Problem :: Present every line in which the string "book" appears.

Records that describe figures ::
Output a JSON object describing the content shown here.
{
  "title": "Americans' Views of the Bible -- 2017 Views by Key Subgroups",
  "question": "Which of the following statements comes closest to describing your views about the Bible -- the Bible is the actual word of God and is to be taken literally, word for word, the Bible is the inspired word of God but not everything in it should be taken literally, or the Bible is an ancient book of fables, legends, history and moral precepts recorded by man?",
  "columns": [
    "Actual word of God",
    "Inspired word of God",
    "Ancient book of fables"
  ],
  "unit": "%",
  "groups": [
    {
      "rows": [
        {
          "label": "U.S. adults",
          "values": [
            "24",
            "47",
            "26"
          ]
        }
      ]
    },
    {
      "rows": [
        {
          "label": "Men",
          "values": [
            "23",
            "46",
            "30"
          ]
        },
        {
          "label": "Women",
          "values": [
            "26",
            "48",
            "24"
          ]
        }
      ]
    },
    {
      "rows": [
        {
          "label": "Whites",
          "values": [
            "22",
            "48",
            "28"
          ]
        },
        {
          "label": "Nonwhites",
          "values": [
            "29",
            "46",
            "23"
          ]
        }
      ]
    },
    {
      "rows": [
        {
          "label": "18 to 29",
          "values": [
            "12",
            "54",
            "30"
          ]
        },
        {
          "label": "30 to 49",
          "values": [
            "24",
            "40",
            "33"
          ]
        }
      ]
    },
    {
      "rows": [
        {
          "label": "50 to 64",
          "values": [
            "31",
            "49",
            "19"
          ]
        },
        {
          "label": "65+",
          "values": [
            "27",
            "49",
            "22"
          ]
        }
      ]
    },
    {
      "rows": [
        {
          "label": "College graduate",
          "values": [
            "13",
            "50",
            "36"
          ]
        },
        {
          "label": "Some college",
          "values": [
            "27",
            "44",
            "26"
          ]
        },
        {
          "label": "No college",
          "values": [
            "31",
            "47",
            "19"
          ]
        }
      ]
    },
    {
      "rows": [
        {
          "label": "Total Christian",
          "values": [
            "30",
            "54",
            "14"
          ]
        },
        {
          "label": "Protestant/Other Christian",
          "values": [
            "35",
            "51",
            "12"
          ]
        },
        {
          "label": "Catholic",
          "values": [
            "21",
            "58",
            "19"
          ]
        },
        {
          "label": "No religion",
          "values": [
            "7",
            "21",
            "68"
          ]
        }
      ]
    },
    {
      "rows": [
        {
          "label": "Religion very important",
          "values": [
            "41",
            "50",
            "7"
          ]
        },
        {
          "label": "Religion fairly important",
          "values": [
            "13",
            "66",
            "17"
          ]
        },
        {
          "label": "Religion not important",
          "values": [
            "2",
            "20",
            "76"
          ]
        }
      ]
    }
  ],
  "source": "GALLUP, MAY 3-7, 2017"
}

Answer below ::
  "question": "Which of the following statements comes closest to describing your views about the Bible -- the Bible is the actual word of God and is to be taken literally, word for word, the Bible is the inspired word of God but not everything in it should be taken literally, or the Bible is an ancient book of fables, legends, history and moral precepts recorded by man?",
    "Ancient book of fables"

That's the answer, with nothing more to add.